Given task - Find the string "partage" and gather every line that holds it.
↓
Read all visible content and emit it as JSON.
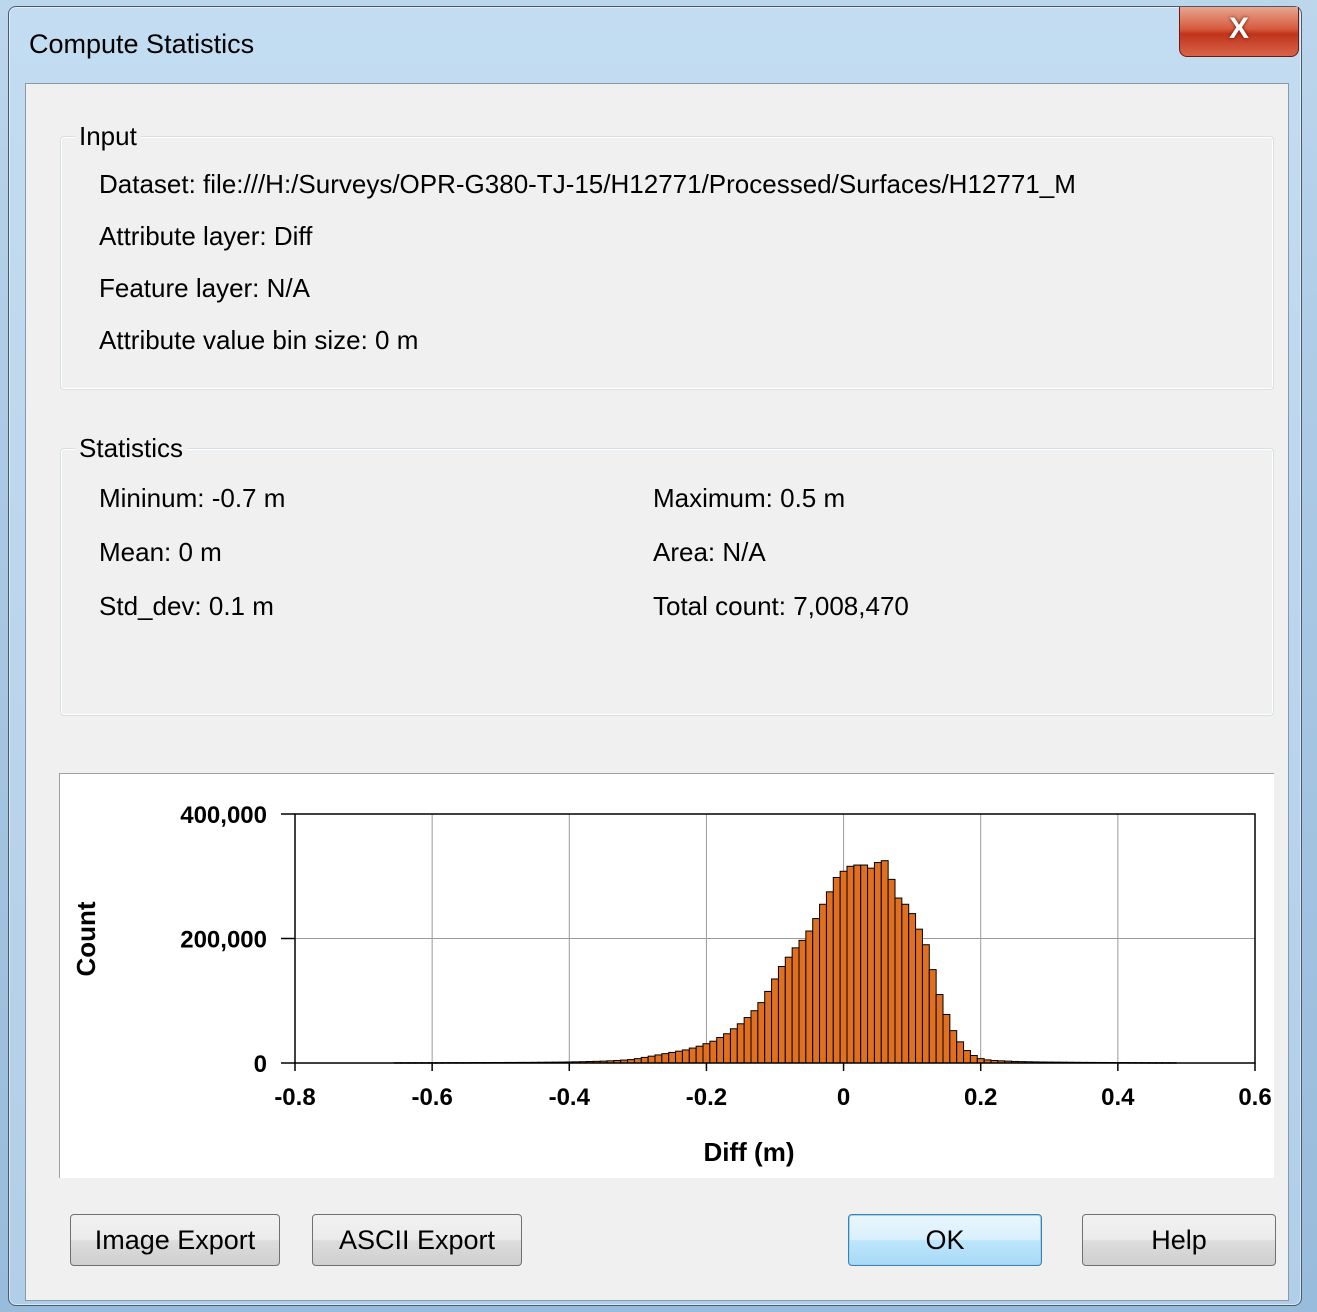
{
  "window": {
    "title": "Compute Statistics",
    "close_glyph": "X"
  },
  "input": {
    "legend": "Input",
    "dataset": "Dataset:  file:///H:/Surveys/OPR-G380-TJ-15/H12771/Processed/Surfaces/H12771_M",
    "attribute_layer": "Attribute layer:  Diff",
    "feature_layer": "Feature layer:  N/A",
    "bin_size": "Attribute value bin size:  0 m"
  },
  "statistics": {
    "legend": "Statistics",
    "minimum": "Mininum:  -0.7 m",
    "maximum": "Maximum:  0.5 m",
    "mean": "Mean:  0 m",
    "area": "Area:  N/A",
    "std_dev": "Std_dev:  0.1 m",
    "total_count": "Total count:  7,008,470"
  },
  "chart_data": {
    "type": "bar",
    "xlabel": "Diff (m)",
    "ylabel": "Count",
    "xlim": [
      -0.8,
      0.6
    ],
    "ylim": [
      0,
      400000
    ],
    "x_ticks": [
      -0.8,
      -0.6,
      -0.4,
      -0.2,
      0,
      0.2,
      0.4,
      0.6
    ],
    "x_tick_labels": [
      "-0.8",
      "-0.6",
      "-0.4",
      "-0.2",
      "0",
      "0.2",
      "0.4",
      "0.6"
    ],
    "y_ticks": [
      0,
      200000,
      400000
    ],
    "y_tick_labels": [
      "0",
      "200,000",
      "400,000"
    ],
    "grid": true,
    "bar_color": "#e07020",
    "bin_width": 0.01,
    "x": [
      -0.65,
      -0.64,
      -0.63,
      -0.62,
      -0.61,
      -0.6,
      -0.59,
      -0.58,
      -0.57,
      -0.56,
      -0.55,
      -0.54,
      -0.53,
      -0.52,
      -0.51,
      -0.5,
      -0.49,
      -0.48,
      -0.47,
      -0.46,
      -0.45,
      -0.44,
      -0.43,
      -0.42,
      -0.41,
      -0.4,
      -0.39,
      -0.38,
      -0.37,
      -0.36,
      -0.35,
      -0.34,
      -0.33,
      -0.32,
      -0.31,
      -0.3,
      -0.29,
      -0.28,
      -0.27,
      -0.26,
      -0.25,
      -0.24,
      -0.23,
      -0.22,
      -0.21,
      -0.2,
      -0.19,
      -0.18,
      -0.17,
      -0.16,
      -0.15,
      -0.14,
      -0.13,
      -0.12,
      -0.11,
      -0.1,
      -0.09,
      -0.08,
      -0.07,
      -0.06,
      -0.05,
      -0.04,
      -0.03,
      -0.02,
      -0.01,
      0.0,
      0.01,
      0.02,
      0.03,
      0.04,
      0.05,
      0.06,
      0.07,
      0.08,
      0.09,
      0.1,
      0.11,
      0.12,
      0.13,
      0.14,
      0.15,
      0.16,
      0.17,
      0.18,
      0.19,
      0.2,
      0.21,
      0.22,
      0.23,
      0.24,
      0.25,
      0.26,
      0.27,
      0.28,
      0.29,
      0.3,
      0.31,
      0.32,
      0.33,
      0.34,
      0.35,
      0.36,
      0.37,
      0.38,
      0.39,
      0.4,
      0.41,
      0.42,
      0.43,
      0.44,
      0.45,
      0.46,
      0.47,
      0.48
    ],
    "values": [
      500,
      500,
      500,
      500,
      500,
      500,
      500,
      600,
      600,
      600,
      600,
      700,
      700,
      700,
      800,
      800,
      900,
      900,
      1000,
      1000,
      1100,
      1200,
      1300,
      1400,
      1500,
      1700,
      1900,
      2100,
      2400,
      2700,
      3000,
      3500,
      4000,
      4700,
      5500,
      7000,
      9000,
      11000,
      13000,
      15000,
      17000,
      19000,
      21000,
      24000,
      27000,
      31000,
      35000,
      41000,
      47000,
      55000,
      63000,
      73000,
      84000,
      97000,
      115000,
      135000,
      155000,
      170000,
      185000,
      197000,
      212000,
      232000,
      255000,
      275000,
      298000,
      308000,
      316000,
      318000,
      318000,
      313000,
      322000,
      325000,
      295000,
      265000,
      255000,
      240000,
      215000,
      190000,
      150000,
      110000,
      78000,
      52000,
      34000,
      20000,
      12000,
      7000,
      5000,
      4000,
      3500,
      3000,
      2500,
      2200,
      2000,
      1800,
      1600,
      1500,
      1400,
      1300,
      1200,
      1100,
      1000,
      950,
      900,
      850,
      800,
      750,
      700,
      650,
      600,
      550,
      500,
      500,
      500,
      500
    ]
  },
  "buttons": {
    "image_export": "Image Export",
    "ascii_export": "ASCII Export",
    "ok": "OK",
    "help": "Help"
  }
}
↑
↓
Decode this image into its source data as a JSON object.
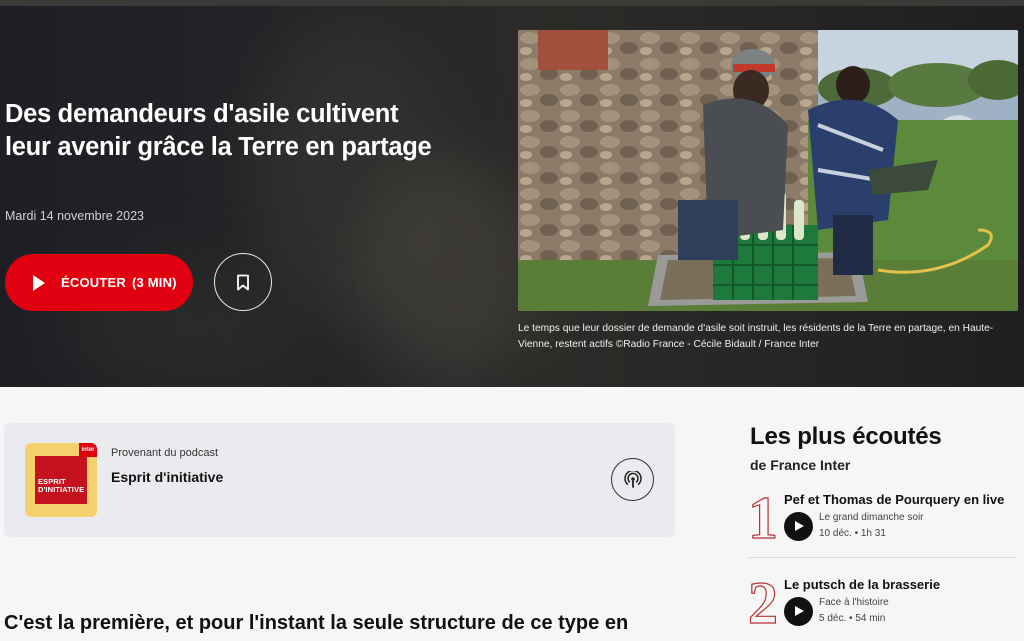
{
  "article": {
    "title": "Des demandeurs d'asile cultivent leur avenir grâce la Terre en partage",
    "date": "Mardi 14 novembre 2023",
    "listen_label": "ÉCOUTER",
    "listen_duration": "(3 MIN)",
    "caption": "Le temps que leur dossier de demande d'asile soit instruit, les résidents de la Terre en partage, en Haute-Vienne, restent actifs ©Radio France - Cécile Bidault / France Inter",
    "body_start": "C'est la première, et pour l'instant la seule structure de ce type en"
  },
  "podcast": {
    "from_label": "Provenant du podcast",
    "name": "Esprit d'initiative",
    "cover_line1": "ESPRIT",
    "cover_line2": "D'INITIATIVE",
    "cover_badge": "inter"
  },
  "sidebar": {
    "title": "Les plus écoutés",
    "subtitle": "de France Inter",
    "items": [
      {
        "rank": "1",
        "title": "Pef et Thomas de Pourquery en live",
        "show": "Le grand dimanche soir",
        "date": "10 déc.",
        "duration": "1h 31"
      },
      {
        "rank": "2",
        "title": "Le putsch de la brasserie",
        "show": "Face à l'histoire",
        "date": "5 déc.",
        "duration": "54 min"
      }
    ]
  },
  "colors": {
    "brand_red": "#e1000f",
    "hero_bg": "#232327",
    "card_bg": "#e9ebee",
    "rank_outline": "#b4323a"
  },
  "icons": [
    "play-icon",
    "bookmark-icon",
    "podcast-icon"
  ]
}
↑
↓
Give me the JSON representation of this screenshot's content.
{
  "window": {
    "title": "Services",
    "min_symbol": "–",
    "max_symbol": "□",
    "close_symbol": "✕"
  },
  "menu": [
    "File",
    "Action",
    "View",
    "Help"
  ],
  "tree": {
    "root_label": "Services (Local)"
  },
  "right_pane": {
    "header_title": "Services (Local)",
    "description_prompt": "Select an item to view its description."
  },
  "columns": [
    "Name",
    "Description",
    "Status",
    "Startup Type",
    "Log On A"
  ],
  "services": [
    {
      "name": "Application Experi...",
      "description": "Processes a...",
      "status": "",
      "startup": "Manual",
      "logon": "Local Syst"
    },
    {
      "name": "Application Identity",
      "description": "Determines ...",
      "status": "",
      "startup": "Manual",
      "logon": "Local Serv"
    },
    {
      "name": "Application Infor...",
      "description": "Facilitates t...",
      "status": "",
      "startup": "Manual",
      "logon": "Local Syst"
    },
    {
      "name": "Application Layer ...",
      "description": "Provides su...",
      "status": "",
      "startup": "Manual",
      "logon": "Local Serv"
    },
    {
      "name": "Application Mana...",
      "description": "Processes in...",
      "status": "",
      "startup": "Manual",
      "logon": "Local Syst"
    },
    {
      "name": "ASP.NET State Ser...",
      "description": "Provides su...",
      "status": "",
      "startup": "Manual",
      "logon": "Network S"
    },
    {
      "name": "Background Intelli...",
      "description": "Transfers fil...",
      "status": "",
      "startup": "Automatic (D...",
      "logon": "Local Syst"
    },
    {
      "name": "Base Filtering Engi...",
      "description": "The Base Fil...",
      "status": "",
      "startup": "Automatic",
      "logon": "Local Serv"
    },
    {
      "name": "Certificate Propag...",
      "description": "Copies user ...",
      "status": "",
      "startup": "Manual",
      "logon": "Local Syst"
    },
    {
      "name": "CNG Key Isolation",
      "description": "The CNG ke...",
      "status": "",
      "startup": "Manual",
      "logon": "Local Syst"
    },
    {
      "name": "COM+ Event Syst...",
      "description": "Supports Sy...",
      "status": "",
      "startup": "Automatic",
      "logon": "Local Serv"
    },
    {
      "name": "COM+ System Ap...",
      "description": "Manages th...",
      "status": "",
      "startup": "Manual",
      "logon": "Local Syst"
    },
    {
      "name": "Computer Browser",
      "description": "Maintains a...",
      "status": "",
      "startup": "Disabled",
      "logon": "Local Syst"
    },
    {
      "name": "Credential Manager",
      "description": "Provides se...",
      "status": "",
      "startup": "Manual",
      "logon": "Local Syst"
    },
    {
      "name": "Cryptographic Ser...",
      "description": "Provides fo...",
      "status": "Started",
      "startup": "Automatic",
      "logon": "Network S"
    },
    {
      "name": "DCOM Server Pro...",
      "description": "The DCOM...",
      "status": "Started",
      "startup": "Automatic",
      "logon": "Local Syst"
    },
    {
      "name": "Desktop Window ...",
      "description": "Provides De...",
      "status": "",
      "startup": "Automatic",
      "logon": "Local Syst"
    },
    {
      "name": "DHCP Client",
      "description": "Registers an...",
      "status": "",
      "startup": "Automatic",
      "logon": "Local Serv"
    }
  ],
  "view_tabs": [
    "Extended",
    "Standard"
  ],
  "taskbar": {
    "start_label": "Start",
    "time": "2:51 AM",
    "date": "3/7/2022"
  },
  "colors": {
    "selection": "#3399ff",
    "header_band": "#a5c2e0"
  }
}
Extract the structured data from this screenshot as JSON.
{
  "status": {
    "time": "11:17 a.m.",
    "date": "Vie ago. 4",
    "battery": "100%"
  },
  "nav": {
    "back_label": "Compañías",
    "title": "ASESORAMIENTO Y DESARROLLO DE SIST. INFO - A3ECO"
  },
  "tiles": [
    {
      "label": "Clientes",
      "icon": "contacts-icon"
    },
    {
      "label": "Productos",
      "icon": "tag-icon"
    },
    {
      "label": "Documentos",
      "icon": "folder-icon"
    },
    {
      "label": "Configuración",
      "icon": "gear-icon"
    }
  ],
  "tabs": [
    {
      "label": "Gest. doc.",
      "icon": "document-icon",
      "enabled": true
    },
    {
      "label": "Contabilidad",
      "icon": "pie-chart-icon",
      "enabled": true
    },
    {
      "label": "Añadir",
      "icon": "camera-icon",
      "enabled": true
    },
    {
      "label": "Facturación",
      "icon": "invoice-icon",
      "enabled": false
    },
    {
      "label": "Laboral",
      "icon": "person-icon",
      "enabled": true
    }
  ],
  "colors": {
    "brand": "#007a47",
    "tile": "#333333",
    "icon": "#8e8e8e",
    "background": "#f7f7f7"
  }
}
↑
Task output -
    "title": "Des demandeurs d'asile cultivent leur avenir grâce la Terre en partage",
    "caption": "Le temps que leur dossier de demande d'asile soit instruit, les résidents de la Terre en partage, en Haute-Vienne, restent actifs ©Radio France - Cécile Bidault / France Inter",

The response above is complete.